Collect from the data below each line with "than".

■ **Material provided**:
>> Start

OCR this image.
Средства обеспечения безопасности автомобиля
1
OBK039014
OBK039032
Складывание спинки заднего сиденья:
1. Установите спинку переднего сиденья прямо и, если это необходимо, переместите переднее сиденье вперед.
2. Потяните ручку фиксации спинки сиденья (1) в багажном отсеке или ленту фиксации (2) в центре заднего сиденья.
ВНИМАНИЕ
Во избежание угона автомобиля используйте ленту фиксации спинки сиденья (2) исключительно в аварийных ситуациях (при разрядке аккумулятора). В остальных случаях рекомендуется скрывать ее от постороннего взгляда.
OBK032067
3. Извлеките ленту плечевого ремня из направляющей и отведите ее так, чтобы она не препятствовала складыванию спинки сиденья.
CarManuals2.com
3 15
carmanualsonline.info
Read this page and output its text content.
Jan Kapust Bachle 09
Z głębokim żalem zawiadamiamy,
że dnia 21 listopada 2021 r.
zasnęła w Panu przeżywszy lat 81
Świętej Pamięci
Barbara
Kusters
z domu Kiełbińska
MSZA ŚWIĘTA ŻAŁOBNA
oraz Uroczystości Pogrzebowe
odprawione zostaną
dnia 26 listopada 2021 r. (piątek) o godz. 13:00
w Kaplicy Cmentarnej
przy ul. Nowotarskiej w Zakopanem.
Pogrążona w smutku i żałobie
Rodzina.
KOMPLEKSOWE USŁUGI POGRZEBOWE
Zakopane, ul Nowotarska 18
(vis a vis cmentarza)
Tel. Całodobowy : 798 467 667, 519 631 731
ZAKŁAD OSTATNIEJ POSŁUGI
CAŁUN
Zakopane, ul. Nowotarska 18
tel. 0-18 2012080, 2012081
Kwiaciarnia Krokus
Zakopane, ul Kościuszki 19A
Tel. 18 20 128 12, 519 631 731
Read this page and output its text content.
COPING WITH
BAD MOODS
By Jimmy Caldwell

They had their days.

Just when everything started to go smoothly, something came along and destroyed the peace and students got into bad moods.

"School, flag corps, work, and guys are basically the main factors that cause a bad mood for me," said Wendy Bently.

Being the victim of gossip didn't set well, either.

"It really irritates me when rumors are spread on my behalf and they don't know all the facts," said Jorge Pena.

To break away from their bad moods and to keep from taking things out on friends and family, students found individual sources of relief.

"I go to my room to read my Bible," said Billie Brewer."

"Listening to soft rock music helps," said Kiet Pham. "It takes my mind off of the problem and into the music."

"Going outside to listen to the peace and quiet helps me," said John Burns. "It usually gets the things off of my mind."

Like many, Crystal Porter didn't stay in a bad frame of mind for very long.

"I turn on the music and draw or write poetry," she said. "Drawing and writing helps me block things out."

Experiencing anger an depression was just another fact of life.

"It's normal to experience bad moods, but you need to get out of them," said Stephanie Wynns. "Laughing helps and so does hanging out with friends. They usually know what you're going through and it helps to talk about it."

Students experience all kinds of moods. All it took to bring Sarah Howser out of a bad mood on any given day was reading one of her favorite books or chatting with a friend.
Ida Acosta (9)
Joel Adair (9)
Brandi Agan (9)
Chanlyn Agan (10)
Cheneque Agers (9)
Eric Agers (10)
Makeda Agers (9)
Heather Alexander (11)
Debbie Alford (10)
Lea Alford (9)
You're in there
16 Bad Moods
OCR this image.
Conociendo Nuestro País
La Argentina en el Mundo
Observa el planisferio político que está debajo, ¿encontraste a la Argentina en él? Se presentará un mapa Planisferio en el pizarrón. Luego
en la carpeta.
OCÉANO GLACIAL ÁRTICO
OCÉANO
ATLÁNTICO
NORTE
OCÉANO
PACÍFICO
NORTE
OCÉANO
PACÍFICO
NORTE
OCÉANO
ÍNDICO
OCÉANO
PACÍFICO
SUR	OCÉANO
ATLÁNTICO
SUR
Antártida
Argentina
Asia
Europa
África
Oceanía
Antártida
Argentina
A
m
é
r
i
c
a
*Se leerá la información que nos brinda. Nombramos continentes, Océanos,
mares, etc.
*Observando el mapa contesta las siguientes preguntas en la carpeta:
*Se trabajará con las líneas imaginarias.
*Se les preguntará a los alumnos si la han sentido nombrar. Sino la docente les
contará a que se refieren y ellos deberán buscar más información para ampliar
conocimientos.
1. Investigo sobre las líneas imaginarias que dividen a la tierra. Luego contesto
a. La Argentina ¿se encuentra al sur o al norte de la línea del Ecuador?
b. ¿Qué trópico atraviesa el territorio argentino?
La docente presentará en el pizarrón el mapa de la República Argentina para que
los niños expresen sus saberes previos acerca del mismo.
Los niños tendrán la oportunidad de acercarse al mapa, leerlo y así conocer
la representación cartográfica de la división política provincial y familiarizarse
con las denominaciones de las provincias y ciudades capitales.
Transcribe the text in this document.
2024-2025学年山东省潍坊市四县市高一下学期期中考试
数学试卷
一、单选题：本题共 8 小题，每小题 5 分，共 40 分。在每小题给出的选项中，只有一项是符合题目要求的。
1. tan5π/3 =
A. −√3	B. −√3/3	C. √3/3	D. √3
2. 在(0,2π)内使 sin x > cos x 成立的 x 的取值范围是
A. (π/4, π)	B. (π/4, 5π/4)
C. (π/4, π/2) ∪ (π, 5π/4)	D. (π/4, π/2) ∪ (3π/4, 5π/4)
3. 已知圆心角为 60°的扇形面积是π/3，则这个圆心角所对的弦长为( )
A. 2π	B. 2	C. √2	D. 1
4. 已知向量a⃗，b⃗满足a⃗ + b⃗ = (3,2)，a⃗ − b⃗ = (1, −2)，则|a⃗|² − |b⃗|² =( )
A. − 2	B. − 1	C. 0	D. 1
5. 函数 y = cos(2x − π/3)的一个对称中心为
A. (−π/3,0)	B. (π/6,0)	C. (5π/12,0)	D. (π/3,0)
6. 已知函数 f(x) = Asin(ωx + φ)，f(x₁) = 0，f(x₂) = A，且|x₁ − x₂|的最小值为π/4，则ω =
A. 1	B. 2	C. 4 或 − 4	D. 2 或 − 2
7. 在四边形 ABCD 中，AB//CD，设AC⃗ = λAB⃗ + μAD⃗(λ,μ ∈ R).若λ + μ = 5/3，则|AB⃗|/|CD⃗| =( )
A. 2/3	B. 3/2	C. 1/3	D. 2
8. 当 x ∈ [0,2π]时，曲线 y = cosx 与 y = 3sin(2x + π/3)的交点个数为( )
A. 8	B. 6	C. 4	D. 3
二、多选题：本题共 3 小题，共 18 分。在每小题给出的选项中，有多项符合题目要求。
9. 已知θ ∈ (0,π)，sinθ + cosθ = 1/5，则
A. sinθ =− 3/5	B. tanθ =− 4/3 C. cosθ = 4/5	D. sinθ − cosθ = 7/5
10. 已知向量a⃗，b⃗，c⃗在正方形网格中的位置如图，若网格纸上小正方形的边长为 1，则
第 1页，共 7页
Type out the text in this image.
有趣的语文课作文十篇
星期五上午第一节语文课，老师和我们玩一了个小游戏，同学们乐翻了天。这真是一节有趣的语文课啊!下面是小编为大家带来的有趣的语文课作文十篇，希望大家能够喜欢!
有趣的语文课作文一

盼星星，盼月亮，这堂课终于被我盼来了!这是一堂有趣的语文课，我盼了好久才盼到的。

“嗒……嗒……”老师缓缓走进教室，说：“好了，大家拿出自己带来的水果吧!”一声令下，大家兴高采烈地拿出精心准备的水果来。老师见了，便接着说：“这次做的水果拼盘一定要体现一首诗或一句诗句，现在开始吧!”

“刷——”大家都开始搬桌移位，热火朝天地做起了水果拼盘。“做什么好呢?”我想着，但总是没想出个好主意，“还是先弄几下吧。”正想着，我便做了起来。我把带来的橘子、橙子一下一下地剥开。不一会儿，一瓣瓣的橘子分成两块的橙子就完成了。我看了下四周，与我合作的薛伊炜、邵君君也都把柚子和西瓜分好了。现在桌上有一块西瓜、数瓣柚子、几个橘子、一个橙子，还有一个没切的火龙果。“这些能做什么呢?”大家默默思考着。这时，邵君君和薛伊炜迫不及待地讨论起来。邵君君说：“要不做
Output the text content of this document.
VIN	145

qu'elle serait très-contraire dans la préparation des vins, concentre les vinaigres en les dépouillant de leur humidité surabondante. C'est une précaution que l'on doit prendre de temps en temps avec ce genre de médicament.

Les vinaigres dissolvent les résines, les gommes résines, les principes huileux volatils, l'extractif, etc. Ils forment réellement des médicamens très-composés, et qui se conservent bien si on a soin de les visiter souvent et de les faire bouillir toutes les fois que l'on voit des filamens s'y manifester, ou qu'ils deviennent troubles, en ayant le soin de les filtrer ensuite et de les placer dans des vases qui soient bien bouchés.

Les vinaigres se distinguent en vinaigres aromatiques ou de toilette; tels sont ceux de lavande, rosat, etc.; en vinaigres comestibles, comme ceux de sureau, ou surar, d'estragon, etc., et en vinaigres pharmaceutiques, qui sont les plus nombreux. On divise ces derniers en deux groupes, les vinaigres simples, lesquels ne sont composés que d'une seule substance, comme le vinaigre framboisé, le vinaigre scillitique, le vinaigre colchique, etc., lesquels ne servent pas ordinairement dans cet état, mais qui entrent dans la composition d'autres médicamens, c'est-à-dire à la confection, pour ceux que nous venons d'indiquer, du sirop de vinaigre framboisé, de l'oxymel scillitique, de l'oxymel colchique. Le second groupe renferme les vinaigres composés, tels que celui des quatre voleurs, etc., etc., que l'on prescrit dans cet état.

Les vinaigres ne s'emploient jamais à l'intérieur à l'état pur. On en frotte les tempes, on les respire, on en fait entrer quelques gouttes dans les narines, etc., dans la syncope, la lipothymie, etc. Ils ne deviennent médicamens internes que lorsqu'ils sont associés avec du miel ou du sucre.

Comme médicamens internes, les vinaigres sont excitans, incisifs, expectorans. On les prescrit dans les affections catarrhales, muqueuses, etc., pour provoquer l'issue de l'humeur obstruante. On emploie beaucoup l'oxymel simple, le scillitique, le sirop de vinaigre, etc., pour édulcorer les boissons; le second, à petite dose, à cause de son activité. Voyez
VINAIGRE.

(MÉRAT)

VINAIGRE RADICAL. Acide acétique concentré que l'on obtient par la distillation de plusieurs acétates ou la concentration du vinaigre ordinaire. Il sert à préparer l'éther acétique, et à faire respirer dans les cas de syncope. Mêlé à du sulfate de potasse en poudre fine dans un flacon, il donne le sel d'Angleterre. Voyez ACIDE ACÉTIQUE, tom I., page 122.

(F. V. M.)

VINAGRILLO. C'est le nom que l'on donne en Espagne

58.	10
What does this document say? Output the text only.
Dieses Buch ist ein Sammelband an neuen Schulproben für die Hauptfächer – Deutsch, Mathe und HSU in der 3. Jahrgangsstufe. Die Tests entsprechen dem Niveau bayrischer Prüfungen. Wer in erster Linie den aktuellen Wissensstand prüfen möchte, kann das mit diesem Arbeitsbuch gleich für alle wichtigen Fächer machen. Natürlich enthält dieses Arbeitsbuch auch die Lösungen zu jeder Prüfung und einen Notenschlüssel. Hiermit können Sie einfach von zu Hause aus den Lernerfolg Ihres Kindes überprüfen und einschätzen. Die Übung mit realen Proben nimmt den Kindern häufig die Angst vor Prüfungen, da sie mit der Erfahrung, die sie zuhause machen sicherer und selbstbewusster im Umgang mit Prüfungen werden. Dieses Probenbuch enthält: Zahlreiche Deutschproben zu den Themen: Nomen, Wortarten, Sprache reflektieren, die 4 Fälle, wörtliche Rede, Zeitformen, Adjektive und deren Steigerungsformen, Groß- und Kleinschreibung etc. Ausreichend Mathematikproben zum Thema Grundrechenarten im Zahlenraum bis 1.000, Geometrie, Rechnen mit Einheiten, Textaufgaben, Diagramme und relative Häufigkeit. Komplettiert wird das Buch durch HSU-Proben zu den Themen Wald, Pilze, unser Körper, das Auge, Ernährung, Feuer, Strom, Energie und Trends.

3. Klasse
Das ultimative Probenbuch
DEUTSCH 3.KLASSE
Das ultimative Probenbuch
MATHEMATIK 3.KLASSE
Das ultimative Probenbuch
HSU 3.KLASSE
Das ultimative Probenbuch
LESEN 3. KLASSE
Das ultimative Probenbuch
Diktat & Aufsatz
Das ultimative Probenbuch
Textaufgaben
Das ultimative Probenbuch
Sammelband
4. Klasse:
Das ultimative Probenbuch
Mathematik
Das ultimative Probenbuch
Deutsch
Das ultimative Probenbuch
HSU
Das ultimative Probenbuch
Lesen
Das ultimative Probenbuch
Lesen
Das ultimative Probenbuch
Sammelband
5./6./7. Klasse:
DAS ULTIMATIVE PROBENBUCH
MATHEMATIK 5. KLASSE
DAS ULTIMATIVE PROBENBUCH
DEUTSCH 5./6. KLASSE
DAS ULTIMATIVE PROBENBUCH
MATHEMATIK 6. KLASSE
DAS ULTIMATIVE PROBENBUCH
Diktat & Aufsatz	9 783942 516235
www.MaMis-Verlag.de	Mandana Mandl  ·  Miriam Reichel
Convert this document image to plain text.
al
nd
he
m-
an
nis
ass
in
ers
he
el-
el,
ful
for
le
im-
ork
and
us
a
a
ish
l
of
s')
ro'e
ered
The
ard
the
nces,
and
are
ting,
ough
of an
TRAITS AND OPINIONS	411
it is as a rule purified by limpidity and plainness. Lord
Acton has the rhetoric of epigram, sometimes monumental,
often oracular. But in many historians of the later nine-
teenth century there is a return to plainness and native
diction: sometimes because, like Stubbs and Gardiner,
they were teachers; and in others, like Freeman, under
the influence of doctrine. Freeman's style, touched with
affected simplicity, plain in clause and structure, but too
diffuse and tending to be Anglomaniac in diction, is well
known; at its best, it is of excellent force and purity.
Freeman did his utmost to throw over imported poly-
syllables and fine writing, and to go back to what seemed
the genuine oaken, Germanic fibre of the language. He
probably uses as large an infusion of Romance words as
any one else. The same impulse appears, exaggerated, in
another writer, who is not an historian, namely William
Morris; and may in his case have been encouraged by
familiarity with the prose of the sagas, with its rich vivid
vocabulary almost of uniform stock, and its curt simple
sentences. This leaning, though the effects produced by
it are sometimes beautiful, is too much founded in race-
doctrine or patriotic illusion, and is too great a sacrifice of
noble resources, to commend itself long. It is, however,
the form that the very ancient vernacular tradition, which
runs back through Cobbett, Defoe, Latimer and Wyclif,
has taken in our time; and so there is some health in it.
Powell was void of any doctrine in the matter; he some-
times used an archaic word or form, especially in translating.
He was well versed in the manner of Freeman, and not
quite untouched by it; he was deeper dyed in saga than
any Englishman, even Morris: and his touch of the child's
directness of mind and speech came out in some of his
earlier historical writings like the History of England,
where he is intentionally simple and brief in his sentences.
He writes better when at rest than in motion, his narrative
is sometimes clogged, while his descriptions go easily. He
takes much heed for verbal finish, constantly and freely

>> End

■ **Full answer**:
quite untouched by it; he was deeper dyed in saga than
He writes better when at rest than in motion, his narrative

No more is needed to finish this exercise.